[begin Source data]

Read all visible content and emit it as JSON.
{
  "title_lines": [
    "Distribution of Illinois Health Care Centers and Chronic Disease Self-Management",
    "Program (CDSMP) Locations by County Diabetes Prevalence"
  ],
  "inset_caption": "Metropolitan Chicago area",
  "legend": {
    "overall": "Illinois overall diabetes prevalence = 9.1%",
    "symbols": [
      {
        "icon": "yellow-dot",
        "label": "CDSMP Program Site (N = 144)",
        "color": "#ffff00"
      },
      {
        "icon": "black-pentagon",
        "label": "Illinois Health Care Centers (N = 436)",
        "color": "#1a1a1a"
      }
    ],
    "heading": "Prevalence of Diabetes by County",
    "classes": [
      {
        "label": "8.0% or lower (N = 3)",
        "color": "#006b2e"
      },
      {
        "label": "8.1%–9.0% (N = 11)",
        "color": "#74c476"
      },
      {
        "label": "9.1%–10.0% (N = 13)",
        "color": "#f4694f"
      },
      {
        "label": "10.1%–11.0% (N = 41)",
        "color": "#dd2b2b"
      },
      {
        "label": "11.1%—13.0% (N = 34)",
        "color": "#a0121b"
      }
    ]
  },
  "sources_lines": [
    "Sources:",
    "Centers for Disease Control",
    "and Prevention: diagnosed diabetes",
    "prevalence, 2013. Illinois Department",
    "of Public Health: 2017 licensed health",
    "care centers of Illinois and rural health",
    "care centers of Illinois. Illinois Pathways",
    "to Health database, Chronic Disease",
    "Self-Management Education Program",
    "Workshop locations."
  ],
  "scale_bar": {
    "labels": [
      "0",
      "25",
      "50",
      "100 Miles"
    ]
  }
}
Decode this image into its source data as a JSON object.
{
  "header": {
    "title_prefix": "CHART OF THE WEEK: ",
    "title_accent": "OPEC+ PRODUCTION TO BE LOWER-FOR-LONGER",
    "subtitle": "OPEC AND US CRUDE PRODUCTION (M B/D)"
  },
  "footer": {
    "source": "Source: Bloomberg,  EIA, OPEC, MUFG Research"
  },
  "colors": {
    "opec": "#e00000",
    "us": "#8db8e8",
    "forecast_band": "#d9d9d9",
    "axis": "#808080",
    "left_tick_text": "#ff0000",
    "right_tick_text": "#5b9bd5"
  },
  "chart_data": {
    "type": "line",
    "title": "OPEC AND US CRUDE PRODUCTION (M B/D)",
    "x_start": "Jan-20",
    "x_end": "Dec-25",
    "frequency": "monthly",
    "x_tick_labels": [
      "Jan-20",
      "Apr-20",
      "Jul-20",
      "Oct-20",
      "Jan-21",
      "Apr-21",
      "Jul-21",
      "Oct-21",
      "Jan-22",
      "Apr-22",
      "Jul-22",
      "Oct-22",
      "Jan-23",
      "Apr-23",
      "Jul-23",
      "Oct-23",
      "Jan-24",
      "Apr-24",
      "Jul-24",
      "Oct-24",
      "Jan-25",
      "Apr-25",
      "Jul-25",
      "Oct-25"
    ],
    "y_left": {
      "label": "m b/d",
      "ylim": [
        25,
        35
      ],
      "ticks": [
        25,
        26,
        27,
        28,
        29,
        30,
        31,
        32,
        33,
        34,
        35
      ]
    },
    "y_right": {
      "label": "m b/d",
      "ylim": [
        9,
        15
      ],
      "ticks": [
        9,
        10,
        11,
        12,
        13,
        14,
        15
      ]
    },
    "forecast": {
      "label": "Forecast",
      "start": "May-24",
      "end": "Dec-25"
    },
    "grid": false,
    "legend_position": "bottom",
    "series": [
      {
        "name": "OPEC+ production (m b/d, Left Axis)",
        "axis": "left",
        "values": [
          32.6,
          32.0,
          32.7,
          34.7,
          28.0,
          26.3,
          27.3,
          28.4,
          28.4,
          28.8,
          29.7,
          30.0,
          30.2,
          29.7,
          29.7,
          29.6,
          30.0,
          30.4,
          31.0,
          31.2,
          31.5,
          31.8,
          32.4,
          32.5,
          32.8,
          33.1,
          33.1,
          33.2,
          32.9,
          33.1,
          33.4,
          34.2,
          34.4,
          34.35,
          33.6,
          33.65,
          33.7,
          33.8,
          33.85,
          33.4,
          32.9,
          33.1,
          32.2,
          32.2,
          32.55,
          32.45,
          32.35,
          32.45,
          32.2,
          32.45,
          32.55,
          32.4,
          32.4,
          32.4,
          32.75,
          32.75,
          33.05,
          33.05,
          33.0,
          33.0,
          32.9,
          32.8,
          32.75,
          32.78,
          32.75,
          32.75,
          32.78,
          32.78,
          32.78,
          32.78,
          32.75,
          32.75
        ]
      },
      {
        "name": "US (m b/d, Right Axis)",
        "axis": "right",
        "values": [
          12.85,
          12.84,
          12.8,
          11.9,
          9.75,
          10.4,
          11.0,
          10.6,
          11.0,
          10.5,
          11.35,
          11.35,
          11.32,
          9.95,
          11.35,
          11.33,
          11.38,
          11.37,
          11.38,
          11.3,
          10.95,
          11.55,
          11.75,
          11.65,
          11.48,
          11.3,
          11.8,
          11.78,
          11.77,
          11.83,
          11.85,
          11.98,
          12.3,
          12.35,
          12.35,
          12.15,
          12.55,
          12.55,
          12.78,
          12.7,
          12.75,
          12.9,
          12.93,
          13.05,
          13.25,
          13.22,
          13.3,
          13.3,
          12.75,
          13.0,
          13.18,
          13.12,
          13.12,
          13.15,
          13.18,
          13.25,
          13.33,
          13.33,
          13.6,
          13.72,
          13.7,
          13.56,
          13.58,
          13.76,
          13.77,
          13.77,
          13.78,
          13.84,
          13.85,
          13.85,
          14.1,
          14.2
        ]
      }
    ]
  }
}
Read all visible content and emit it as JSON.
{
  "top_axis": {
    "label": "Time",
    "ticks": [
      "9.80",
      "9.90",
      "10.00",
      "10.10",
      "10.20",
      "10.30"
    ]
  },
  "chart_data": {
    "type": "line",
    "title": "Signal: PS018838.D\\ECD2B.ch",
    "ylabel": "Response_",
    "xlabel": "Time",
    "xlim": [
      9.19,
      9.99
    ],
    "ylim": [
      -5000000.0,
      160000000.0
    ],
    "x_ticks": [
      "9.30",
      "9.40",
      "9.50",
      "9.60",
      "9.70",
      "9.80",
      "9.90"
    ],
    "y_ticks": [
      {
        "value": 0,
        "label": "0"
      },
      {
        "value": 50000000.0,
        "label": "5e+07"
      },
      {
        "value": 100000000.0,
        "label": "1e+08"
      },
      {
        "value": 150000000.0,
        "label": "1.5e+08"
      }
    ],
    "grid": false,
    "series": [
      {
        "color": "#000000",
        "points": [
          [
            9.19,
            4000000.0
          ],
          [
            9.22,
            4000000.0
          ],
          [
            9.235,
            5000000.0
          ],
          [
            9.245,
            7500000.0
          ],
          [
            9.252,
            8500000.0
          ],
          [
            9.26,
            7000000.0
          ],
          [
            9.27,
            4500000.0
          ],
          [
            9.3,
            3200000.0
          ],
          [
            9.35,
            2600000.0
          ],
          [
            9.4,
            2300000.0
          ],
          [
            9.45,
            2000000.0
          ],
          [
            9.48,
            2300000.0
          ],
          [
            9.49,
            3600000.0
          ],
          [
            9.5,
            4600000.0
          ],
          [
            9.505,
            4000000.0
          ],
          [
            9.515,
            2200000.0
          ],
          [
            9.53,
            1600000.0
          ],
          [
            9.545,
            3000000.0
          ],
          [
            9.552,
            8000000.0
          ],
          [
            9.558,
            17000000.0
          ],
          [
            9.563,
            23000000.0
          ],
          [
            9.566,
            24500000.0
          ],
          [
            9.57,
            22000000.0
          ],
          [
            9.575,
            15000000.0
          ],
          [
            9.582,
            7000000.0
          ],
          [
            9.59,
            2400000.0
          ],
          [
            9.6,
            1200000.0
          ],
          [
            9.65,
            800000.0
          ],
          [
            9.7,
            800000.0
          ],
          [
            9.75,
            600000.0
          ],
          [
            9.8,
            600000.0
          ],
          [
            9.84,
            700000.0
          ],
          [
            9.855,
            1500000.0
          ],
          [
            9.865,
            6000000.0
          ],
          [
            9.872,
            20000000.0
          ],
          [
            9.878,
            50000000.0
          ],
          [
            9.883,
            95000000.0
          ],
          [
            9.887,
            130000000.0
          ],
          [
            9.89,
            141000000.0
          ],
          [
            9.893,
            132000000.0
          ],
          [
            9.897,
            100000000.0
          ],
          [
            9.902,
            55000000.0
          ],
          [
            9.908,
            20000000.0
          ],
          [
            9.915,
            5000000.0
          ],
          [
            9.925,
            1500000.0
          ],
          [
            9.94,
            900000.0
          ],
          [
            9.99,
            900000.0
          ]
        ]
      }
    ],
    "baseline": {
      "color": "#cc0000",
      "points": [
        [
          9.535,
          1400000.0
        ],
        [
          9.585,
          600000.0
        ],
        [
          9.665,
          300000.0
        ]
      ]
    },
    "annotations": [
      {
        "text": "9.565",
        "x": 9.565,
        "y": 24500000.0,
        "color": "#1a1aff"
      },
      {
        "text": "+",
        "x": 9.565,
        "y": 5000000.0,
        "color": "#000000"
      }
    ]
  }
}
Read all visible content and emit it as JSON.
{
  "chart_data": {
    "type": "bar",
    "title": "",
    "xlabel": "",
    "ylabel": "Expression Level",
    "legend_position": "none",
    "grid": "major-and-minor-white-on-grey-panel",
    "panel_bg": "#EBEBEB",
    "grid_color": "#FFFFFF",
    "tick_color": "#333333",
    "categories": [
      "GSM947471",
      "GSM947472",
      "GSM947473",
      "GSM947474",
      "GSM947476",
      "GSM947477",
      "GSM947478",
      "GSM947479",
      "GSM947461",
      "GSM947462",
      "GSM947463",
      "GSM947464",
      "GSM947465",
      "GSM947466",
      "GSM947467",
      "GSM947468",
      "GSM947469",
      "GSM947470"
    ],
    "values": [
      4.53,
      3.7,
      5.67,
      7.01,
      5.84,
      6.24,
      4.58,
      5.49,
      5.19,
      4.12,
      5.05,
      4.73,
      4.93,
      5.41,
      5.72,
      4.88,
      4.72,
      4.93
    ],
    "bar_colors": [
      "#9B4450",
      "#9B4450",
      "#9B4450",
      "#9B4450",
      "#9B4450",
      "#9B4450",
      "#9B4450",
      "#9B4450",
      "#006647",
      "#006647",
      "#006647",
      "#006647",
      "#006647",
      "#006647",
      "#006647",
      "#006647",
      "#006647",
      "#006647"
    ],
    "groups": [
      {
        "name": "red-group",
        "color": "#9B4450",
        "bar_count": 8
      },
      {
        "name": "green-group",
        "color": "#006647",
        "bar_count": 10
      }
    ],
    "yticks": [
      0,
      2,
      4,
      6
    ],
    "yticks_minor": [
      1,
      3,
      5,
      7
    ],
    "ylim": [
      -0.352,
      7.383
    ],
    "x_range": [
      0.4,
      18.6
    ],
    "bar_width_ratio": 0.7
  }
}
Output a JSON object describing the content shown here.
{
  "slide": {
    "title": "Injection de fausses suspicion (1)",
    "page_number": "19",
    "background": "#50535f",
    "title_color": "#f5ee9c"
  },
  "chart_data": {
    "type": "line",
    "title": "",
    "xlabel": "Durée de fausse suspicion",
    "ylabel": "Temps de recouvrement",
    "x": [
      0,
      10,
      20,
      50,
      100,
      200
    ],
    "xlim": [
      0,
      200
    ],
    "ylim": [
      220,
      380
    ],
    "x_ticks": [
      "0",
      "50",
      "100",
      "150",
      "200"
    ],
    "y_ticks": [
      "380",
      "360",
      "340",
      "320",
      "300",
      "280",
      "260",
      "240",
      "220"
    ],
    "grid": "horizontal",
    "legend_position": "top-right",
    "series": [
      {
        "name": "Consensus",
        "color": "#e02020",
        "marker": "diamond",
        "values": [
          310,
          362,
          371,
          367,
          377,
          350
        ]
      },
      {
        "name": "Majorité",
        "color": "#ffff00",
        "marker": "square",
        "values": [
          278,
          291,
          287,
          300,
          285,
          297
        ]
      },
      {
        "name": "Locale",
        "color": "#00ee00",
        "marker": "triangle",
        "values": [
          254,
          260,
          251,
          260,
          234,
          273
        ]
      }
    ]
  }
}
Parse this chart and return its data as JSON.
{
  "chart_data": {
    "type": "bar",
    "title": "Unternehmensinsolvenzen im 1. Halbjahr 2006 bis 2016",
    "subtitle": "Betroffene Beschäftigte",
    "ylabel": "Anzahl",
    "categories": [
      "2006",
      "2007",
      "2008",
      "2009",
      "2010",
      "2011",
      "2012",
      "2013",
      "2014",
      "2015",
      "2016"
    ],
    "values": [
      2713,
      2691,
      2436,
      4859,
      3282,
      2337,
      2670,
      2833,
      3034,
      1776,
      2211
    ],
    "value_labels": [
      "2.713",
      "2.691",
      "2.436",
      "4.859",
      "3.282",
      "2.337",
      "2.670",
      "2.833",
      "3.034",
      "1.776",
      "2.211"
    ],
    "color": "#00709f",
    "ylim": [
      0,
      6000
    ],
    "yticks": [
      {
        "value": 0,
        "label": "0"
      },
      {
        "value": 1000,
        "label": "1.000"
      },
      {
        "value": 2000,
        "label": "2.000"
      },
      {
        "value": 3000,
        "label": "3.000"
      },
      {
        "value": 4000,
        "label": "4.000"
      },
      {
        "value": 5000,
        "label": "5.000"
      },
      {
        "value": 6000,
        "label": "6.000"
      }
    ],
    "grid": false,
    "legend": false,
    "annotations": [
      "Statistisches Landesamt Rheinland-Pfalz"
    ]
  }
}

[end Source data]

Exercise description:
Each line in the data that holds the string "CDSMP" should be found and copied.

Correct response:
    "Program (CDSMP) Locations by County Diabetes Prevalence"
        "label": "CDSMP Program Site (N = 144)",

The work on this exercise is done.